Start of SOURCE MATERIAL

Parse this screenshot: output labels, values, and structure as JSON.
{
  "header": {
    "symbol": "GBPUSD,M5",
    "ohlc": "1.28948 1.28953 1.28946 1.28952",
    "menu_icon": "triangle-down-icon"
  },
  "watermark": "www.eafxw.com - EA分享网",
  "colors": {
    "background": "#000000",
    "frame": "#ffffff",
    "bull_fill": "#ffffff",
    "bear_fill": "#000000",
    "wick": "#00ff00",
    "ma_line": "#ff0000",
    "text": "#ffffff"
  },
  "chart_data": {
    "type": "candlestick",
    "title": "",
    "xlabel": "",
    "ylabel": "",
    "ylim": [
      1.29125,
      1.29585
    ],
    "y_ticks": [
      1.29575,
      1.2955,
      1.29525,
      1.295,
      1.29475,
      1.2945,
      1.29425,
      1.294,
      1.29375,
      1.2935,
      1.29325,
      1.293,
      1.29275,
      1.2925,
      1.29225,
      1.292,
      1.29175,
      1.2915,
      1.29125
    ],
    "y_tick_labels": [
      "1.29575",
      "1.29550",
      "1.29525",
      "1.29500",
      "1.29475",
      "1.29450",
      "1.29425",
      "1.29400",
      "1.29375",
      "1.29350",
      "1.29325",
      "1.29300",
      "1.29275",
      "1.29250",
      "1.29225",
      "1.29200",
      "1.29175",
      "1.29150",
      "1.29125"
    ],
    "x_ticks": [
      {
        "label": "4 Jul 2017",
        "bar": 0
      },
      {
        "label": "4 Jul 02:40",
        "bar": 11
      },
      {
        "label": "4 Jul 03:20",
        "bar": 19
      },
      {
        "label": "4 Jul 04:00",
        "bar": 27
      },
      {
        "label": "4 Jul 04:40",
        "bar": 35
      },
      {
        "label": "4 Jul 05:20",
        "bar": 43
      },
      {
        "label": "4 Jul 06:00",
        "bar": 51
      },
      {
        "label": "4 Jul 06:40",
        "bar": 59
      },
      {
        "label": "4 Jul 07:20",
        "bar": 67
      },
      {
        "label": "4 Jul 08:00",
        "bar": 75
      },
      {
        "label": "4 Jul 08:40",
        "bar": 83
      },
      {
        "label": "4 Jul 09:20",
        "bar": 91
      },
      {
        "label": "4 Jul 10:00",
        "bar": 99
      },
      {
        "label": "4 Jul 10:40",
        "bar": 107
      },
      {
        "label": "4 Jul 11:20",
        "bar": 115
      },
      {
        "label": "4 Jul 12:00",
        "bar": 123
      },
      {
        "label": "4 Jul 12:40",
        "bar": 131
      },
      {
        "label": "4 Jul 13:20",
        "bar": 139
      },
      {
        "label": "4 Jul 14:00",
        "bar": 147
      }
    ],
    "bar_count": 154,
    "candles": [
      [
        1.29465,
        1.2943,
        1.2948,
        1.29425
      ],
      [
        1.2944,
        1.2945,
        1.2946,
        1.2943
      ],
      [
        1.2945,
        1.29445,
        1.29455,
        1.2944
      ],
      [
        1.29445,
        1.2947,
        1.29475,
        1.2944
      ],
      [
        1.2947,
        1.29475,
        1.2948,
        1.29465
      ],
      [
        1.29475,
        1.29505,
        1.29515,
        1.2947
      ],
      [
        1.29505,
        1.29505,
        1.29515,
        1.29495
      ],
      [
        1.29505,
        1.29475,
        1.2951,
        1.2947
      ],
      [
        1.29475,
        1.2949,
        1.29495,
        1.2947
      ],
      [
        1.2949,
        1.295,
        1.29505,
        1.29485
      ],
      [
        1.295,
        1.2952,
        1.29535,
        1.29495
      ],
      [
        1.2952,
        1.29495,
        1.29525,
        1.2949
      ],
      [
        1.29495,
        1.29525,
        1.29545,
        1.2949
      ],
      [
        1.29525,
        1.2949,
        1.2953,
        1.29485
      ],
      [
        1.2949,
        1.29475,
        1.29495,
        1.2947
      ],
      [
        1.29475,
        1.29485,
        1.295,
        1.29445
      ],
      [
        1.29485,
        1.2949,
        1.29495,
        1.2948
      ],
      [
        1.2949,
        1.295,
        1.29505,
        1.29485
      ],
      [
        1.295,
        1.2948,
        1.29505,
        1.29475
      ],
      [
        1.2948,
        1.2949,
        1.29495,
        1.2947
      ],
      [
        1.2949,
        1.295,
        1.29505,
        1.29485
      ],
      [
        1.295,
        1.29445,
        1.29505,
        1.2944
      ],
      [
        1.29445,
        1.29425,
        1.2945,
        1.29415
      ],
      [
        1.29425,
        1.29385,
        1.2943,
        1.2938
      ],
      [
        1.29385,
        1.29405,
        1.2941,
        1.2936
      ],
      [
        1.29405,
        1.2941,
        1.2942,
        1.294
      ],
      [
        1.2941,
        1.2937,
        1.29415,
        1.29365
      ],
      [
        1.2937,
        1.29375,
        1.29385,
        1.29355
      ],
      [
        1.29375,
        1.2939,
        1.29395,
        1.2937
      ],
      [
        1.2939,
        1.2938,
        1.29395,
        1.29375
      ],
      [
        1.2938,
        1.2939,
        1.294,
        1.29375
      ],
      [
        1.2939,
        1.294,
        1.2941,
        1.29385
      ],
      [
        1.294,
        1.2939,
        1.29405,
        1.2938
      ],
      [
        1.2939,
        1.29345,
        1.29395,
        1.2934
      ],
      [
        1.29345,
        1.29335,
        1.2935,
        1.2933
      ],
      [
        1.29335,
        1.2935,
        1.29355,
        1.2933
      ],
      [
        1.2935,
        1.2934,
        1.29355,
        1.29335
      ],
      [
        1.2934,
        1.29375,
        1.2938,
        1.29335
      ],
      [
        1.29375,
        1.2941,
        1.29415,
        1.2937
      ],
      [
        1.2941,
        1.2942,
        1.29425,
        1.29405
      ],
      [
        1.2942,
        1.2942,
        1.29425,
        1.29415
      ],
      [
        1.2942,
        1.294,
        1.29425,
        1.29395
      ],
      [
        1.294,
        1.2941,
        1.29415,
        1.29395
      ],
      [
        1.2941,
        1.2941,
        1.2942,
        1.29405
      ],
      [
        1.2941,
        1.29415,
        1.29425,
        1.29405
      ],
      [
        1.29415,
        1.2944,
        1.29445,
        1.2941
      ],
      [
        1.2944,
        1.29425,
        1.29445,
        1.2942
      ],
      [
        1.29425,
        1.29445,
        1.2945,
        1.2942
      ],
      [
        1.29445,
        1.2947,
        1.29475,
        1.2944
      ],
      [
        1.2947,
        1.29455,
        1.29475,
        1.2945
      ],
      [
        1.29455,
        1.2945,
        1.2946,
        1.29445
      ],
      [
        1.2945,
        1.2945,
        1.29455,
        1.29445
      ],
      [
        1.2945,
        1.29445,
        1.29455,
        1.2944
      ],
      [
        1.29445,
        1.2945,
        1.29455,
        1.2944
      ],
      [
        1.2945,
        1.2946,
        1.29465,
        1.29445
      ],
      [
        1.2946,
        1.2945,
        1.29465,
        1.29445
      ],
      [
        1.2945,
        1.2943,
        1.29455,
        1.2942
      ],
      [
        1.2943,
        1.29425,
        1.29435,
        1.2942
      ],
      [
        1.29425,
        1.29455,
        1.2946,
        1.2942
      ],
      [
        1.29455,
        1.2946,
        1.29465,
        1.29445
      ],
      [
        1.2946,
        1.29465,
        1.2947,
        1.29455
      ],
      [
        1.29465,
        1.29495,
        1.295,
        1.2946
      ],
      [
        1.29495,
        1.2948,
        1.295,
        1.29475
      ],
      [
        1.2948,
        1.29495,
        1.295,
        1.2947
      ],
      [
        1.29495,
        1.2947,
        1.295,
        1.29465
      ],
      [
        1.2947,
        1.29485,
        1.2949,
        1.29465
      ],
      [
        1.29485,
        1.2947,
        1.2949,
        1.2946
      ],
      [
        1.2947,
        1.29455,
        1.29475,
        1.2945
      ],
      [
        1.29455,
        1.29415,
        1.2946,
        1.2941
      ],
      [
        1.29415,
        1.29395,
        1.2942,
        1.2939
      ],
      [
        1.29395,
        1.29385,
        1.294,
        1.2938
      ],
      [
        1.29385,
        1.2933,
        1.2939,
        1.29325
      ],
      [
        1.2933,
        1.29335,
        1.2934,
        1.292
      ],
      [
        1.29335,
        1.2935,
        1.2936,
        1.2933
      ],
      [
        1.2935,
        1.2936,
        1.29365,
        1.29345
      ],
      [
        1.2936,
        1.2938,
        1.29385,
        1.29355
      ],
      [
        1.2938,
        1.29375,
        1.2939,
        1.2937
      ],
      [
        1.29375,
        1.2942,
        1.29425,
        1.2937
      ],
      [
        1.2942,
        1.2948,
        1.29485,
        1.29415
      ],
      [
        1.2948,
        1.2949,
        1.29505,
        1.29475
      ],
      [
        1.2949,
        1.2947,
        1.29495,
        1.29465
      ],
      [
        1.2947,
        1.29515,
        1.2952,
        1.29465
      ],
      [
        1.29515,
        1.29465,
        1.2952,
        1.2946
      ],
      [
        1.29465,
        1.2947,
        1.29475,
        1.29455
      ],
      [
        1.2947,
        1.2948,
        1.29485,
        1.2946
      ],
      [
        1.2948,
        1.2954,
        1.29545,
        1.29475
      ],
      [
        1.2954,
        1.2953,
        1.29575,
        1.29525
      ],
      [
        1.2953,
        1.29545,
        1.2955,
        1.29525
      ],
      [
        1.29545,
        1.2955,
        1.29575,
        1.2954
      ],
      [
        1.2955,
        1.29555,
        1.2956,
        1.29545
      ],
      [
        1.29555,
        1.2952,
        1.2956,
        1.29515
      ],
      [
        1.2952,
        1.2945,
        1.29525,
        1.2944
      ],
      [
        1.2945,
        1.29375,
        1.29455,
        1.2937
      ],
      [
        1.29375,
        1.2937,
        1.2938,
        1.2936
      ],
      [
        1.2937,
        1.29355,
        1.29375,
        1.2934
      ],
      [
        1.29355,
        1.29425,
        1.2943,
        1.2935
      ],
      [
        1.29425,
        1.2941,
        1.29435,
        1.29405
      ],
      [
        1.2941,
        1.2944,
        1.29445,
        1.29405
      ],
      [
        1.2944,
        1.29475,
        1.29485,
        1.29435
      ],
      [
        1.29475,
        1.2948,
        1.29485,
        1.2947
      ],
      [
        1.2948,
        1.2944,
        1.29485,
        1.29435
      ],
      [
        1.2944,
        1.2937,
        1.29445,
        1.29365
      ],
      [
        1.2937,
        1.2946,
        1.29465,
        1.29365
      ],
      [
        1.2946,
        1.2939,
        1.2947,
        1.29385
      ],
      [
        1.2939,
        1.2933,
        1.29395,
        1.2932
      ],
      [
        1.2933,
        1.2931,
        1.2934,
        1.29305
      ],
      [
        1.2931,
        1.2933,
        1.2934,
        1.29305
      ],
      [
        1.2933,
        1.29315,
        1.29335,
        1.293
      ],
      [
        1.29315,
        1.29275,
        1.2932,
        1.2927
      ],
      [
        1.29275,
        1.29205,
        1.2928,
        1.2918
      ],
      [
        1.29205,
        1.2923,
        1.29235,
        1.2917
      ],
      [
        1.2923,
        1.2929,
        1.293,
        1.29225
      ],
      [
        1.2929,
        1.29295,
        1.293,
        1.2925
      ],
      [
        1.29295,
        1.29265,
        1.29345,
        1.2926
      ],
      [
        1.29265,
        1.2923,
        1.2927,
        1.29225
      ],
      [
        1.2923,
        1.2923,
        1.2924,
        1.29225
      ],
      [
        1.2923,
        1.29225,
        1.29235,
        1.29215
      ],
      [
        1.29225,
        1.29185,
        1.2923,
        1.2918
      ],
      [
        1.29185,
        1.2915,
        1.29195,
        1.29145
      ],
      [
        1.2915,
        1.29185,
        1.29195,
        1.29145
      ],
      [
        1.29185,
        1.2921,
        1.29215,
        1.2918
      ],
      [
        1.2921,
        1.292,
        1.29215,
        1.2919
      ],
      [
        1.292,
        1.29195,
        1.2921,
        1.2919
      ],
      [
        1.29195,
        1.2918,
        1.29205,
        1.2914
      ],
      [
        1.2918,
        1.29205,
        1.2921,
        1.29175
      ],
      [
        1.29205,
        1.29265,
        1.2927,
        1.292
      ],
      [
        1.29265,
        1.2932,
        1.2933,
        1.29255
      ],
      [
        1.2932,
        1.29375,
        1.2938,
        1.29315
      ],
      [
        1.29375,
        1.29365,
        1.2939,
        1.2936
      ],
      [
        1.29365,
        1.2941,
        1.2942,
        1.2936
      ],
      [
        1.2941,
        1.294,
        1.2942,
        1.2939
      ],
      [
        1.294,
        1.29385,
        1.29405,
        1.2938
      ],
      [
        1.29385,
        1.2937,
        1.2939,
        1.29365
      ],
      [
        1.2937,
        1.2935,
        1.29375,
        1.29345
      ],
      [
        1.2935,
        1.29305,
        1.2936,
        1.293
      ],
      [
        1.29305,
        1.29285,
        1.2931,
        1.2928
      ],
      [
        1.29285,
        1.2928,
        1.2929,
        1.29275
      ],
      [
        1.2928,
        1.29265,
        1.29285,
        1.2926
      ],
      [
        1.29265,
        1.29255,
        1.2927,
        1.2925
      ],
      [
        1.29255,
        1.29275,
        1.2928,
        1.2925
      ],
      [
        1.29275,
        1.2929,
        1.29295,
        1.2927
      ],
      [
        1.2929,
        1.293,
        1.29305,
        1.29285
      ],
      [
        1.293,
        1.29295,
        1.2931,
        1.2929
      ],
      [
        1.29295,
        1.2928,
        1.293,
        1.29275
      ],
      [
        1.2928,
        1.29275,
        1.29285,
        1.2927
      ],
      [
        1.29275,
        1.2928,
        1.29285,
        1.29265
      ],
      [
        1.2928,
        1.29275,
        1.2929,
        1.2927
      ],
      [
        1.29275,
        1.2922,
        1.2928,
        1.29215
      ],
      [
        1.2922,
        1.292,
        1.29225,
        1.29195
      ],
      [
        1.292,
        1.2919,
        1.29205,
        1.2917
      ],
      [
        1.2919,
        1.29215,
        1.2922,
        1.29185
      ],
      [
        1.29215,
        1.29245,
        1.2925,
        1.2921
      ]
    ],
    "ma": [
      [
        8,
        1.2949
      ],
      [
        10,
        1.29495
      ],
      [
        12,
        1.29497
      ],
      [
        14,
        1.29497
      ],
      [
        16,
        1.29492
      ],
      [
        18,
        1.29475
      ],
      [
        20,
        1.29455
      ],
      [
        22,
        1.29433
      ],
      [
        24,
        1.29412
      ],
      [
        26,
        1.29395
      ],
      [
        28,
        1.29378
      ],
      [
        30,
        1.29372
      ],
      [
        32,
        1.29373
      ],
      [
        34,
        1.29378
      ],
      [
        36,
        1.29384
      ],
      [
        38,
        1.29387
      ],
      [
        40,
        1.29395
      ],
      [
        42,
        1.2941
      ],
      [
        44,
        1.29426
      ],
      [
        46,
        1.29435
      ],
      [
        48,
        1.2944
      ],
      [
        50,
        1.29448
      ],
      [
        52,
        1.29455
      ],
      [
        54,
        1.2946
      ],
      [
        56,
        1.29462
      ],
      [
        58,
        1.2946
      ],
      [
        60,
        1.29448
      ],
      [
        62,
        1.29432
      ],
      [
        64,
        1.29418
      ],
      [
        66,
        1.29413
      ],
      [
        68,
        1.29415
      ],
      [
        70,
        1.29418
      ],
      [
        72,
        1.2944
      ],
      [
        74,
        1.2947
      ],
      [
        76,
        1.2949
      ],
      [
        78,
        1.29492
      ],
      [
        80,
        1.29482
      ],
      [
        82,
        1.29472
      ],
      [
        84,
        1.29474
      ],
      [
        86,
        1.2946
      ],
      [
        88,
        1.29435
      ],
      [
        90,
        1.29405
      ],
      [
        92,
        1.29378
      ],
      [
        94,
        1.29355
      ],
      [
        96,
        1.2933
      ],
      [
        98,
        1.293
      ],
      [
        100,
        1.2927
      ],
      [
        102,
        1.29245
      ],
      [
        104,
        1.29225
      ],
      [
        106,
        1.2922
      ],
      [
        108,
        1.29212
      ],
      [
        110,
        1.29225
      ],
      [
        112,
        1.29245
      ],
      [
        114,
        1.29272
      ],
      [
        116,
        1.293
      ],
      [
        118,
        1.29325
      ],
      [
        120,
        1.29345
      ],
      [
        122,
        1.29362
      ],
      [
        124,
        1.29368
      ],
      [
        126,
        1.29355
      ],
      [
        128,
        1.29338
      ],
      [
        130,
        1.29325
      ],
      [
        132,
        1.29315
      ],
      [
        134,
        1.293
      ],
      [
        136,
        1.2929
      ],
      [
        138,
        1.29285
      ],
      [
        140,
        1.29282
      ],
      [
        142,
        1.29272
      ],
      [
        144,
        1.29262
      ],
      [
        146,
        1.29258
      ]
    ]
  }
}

End of SOURCE MATERIAL

Search the preceding listing for "ffffff" and extract every line where it is found.

# SOLUTION FOR THIS EXERCISE
    "frame": "#ffffff",
    "bull_fill": "#ffffff",
    "text": "#ffffff"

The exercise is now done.